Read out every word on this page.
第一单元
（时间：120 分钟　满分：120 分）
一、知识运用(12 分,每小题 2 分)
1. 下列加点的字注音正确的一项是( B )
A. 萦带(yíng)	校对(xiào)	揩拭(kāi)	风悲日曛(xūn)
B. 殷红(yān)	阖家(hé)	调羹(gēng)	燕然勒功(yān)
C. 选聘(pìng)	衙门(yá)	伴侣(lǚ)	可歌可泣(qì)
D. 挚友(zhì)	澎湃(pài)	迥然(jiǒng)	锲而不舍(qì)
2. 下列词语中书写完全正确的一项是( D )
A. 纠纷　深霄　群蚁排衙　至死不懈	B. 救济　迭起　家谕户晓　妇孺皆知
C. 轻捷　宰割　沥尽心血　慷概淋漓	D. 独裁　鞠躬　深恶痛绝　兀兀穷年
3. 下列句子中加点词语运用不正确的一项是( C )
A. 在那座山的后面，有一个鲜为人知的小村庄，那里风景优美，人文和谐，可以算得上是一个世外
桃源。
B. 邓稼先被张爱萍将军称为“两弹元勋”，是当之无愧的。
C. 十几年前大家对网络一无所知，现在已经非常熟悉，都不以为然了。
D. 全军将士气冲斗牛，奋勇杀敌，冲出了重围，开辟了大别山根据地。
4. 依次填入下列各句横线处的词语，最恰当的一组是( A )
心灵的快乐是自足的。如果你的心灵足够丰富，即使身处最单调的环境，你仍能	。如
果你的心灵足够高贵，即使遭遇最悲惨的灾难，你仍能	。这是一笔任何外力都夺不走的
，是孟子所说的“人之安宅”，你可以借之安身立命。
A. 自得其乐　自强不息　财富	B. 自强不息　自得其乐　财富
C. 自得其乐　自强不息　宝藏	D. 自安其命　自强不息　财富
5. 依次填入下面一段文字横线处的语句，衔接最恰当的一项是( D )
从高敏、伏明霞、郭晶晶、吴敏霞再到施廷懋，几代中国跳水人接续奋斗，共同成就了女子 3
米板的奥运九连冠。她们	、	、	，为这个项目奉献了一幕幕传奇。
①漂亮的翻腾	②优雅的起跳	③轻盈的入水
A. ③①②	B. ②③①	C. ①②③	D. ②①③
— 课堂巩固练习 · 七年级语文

▶ **Given task**
Your task is to quote the listing above word for word.

▶ **Reply**
Read out every word on this page.
第一单元
（时间：120 分钟　满分：120 分）
一、知识运用(12 分,每小题 2 分)
1. 下列加点的字注音正确的一项是( B )
A. 萦带(yíng)	校对(xiào)	揩拭(kāi)	风悲日曛(xūn)
B. 殷红(yān)	阖家(hé)	调羹(gēng)	燕然勒功(yān)
C. 选聘(pìng)	衙门(yá)	伴侣(lǚ)	可歌可泣(qì)
D. 挚友(zhì)	澎湃(pài)	迥然(jiǒng)	锲而不舍(qì)
2. 下列词语中书写完全正确的一项是( D )
A. 纠纷　深霄　群蚁排衙　至死不懈	B. 救济　迭起　家谕户晓　妇孺皆知
C. 轻捷　宰割　沥尽心血　慷概淋漓	D. 独裁　鞠躬　深恶痛绝　兀兀穷年
3. 下列句子中加点词语运用不正确的一项是( C )
A. 在那座山的后面，有一个鲜为人知的小村庄，那里风景优美，人文和谐，可以算得上是一个世外
桃源。
B. 邓稼先被张爱萍将军称为“两弹元勋”，是当之无愧的。
C. 十几年前大家对网络一无所知，现在已经非常熟悉，都不以为然了。
D. 全军将士气冲斗牛，奋勇杀敌，冲出了重围，开辟了大别山根据地。
4. 依次填入下列各句横线处的词语，最恰当的一组是( A )
心灵的快乐是自足的。如果你的心灵足够丰富，即使身处最单调的环境，你仍能	。如
果你的心灵足够高贵，即使遭遇最悲惨的灾难，你仍能	。这是一笔任何外力都夺不走的
，是孟子所说的“人之安宅”，你可以借之安身立命。
A. 自得其乐　自强不息　财富	B. 自强不息　自得其乐　财富
C. 自得其乐　自强不息　宝藏	D. 自安其命　自强不息　财富
5. 依次填入下面一段文字横线处的语句，衔接最恰当的一项是( D )
从高敏、伏明霞、郭晶晶、吴敏霞再到施廷懋，几代中国跳水人接续奋斗，共同成就了女子 3
米板的奥运九连冠。她们	、	、	，为这个项目奉献了一幕幕传奇。
①漂亮的翻腾	②优雅的起跳	③轻盈的入水
A. ③①②	B. ②③①	C. ①②③	D. ②①③
— 课堂巩固练习 · 七年级语文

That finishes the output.